> [WHAT THE TASK REQUIRES]: Convert everything in the listing from the line containing "cell-box (307, 362, 663, 510)" down to the line containing "reference-1: Приводится с", both included, into a Markdown table with the columns Row and Line. Number each line in the Row column and omit any blank lines.

Recorded data:

====================

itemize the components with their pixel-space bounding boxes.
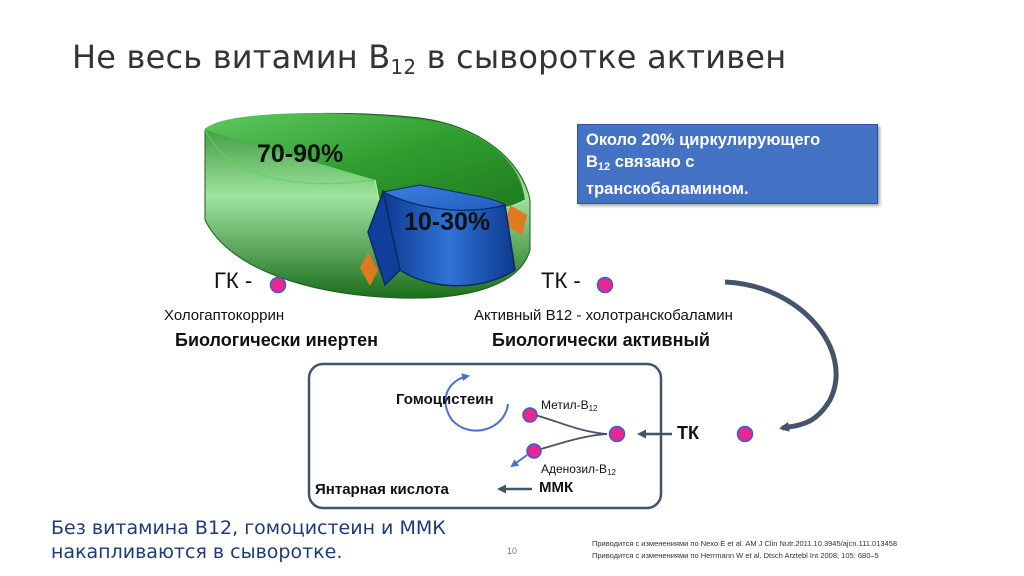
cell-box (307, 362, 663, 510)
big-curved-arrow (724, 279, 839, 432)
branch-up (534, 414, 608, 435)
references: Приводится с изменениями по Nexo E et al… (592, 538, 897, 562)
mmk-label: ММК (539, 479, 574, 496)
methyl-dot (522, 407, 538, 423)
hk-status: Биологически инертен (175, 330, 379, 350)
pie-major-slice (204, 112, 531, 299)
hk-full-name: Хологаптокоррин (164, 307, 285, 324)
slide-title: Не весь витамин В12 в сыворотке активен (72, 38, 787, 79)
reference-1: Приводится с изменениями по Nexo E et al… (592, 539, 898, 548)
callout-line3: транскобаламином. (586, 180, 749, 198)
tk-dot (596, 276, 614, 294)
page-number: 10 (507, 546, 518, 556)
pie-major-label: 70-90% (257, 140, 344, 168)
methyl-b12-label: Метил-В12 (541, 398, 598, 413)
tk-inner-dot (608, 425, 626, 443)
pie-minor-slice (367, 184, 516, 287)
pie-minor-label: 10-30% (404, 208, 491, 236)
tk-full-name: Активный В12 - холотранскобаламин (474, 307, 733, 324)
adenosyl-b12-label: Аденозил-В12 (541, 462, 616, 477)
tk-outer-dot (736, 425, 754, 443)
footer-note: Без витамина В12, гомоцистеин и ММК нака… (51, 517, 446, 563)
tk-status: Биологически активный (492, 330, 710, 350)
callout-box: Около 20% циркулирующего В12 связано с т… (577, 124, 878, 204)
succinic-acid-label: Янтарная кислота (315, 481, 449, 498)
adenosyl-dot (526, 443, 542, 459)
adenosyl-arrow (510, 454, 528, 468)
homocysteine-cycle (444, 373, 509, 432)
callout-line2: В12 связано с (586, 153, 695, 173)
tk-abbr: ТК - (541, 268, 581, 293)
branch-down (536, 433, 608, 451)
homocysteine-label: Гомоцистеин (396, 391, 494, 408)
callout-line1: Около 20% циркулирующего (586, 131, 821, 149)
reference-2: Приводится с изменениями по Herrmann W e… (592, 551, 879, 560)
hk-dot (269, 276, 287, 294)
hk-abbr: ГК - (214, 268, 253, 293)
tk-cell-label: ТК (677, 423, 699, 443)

====================

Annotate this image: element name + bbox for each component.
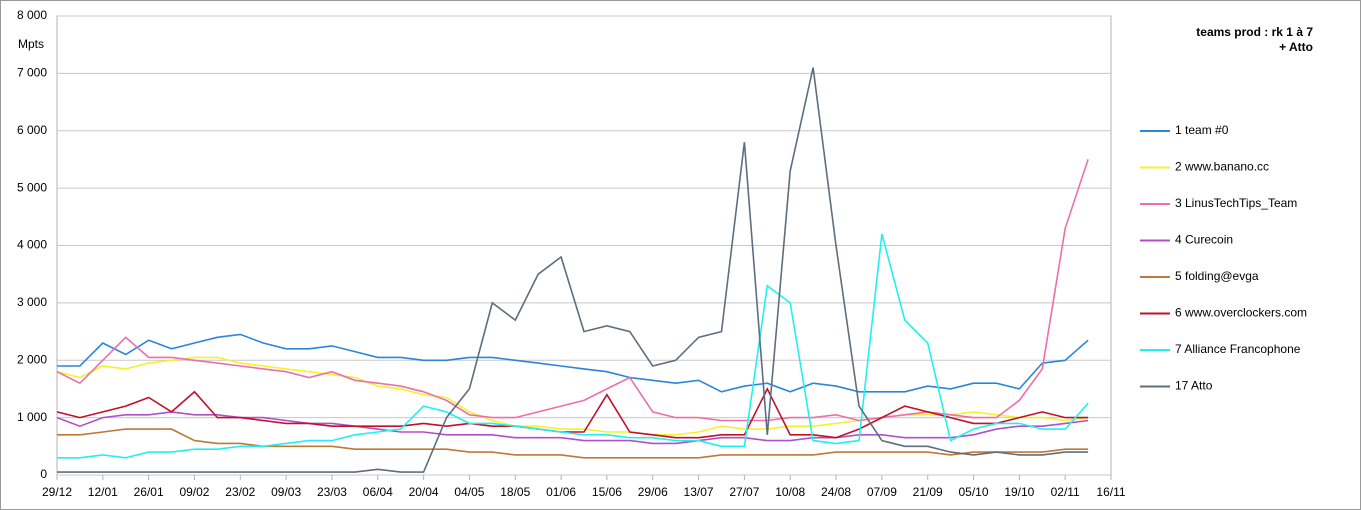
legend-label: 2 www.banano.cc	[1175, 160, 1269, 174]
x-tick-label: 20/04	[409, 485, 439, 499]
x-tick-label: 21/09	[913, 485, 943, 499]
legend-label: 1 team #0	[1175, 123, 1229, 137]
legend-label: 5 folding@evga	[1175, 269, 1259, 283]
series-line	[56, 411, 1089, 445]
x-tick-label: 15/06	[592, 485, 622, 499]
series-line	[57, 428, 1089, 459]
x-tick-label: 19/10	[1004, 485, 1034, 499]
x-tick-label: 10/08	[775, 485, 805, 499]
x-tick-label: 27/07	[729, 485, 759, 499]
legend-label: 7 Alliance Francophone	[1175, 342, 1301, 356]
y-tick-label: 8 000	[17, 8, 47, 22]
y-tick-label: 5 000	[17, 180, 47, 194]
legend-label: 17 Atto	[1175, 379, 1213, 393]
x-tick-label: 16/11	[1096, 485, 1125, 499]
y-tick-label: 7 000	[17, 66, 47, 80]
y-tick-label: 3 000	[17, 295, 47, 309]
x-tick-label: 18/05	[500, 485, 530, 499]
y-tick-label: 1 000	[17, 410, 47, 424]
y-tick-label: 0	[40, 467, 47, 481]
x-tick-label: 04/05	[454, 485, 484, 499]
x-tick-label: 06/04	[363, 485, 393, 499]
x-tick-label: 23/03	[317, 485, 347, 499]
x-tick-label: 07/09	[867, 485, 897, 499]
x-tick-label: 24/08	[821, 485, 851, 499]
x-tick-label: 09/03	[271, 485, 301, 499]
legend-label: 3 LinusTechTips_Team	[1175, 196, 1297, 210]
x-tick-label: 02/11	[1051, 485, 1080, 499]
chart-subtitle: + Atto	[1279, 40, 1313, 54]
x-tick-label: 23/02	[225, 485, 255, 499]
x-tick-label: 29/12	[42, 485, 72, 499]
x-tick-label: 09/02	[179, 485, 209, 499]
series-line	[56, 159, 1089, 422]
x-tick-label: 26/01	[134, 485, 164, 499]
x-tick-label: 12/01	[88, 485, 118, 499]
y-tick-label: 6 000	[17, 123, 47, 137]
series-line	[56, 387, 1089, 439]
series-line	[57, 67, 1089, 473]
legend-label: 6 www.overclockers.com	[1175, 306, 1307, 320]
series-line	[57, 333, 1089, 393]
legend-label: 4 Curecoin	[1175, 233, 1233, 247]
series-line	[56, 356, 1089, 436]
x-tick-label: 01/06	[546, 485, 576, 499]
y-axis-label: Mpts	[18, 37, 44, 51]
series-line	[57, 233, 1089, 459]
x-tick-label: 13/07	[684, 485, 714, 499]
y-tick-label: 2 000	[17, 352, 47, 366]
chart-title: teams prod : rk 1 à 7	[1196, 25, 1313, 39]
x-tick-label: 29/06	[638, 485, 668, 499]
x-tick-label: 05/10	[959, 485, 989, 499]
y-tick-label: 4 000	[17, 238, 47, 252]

====================

> [THE RESPONSE]:
| Row | Line |
|---|---|
| 1 | cell-box (307, 362, 663, 510) |
| 2 | big-curved-arrow (724, 279, 839, 432) |
| 3 | branch-up (534, 414, 608, 435) |
| 4 | references: Приводится с изменениями по Nexo E et al… (592, 538, 897, 562) |
| 5 | mmk-label: ММК (539, 479, 574, 496) |
| 6 | methyl-dot (522, 407, 538, 423) |
| 7 | hk-status: Биологически инертен (175, 330, 379, 350) |
| 8 | pie-major-slice (204, 112, 531, 299) |
| 9 | hk-full-name: Хологаптокоррин (164, 307, 285, 324) |
| 10 | slide-title: Не весь витамин В12 в сыворотке активен (72, 38, 787, 79) |
| 11 | reference-1: Приводится с изменениями по Nexo E et al… (592, 539, 898, 548) |